* **GOAL OF THE EXERCISE**
Your task is to repeat the entries underneath exactly, minus the pictures.

Dataset rows:
•••••
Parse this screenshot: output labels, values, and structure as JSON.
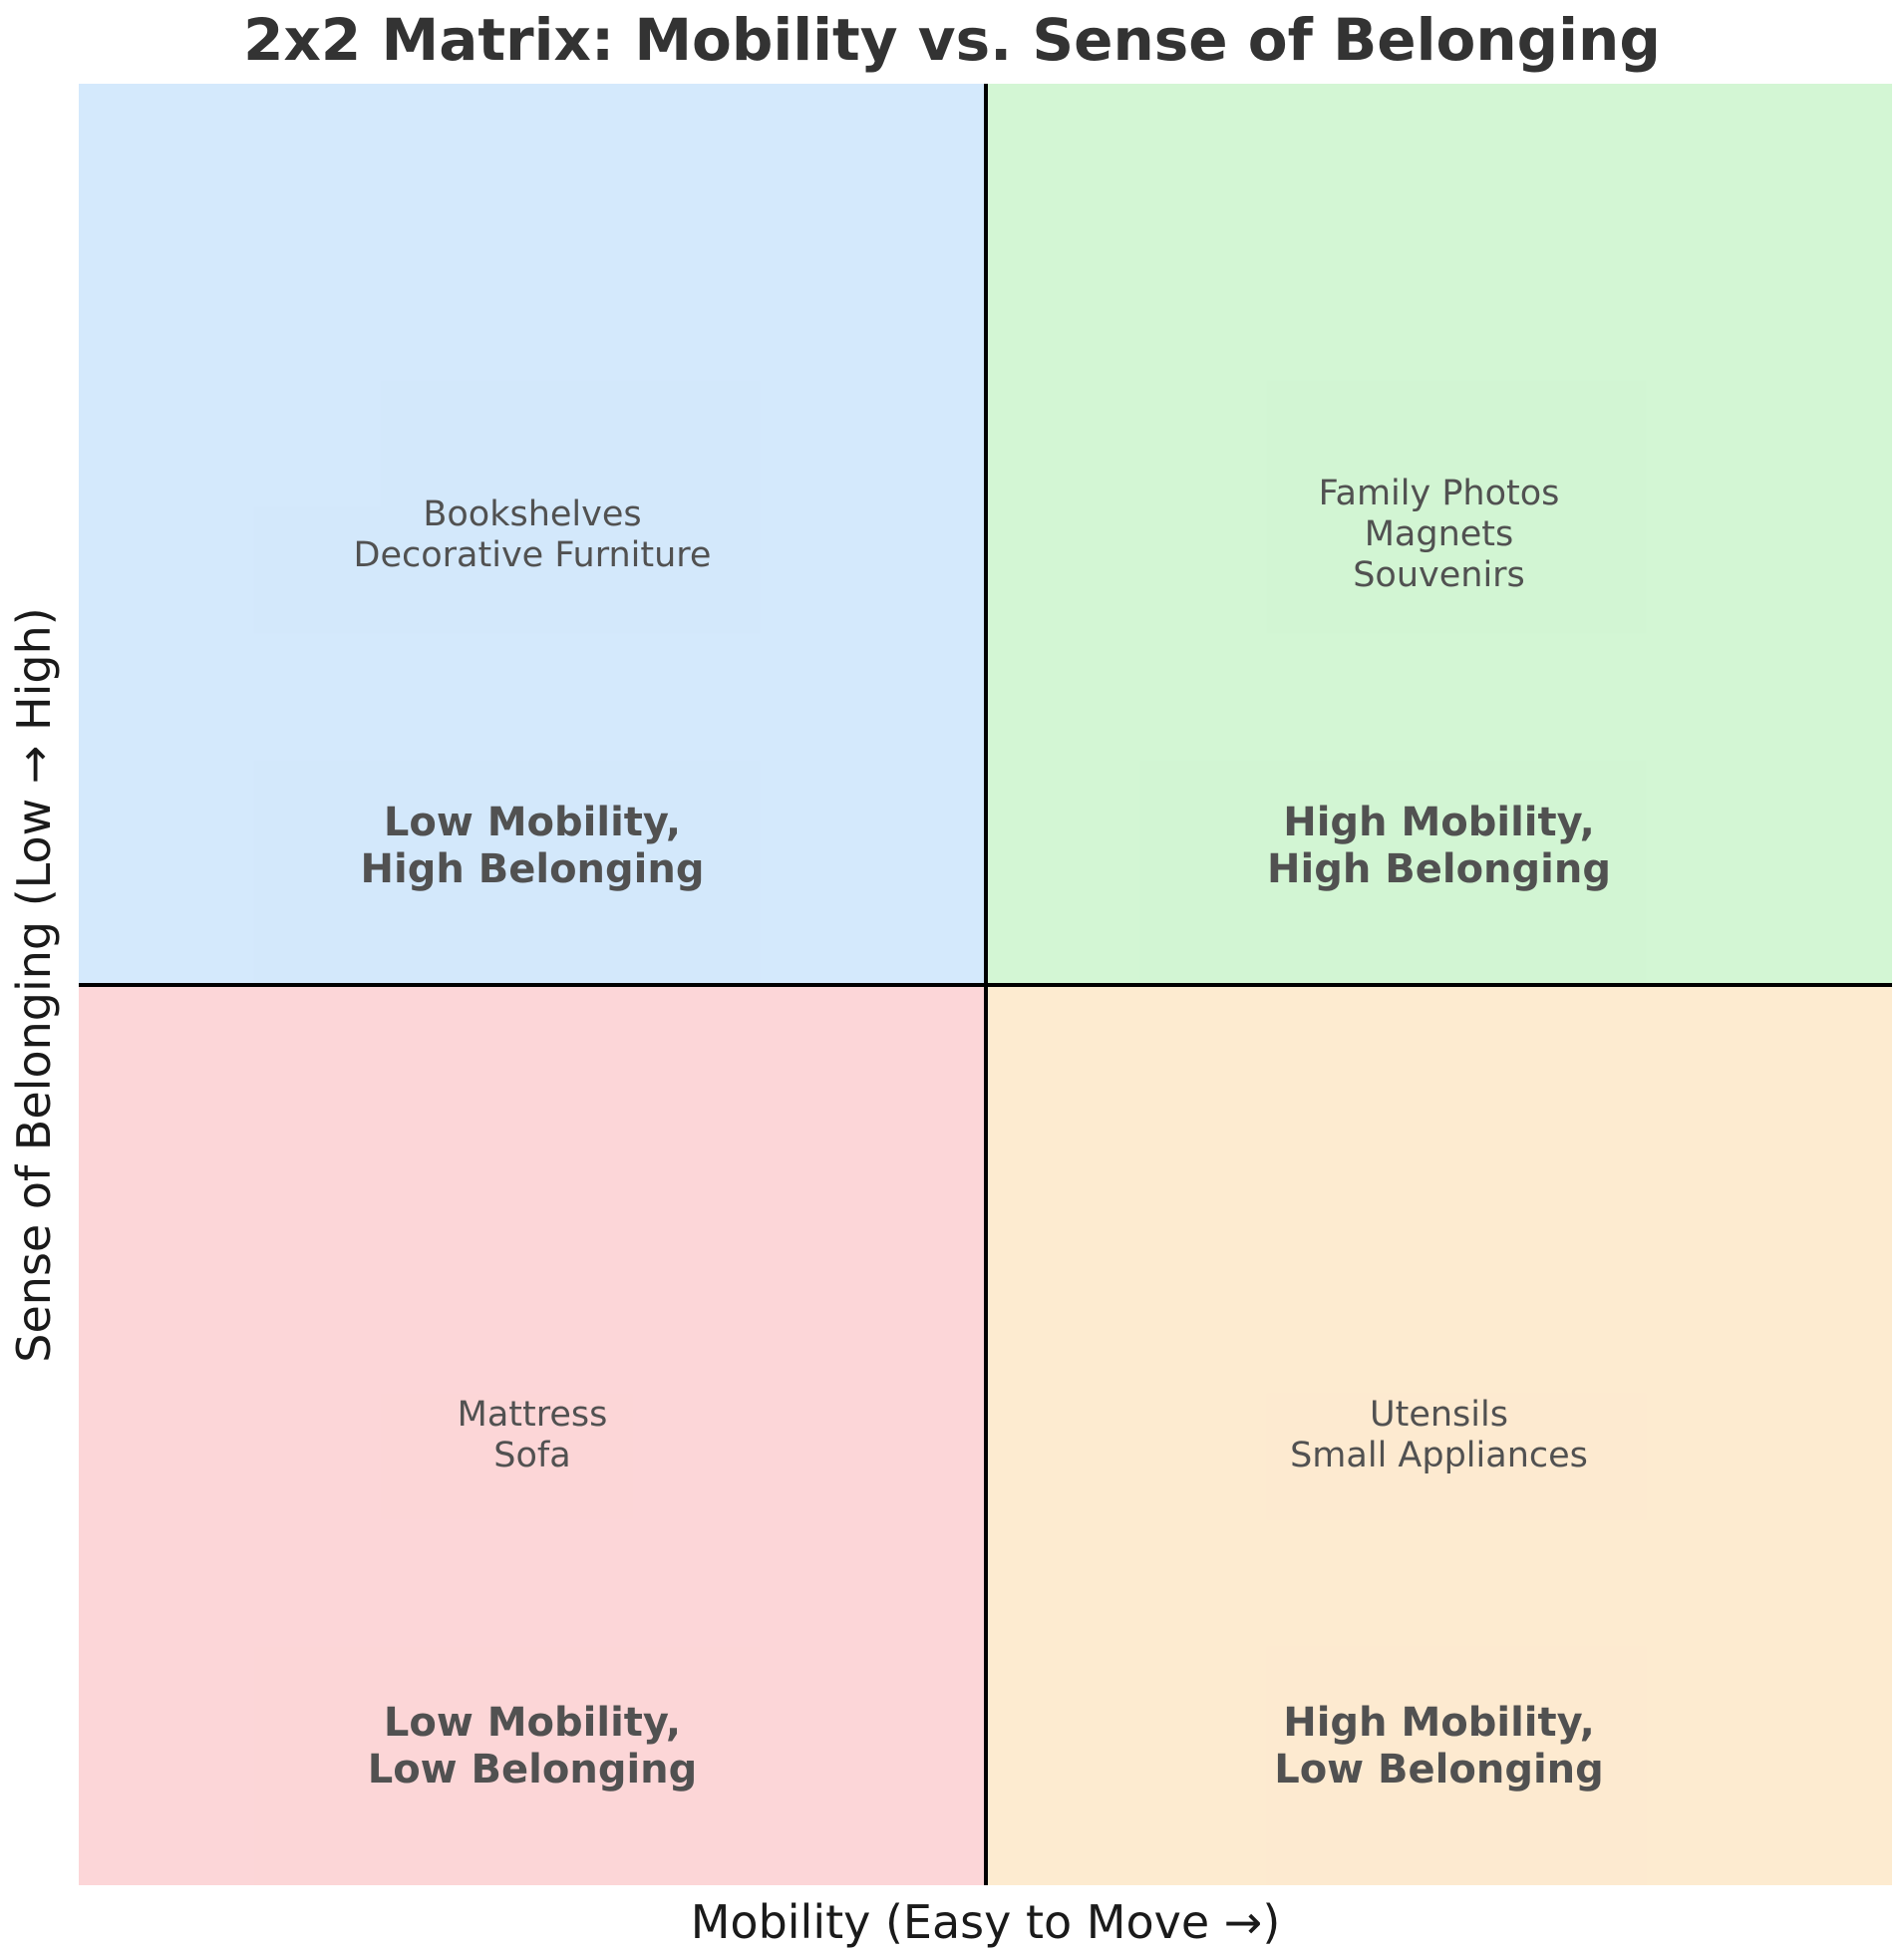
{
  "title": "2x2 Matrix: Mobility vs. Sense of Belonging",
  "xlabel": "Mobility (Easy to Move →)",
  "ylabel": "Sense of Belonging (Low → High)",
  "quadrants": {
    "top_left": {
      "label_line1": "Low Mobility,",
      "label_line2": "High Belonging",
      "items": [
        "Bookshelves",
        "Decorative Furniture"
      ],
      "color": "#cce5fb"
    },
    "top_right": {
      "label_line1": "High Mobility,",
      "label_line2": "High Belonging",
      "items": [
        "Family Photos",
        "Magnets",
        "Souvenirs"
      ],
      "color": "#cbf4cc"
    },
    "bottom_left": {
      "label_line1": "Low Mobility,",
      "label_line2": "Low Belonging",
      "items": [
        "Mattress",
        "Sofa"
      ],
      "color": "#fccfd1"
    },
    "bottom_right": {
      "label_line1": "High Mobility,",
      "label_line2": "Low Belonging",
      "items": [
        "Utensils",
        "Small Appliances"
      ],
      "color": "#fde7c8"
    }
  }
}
•••••
* **COMPLETED TASK**
Parse this screenshot: output labels, values, and structure as JSON.
{
  "title": "2x2 Matrix: Mobility vs. Sense of Belonging",
  "xlabel": "Mobility (Easy to Move →)",
  "ylabel": "Sense of Belonging (Low → High)",
  "quadrants": {
    "top_left": {
      "label_line1": "Low Mobility,",
      "label_line2": "High Belonging",
      "items": [
        "Bookshelves",
        "Decorative Furniture"
      ],
      "color": "#cce5fb"
    },
    "top_right": {
      "label_line1": "High Mobility,",
      "label_line2": "High Belonging",
      "items": [
        "Family Photos",
        "Magnets",
        "Souvenirs"
      ],
      "color": "#cbf4cc"
    },
    "bottom_left": {
      "label_line1": "Low Mobility,",
      "label_line2": "Low Belonging",
      "items": [
        "Mattress",
        "Sofa"
      ],
      "color": "#fccfd1"
    },
    "bottom_right": {
      "label_line1": "High Mobility,",
      "label_line2": "Low Belonging",
      "items": [
        "Utensils",
        "Small Appliances"
      ],
      "color": "#fde7c8"
    }
  }
}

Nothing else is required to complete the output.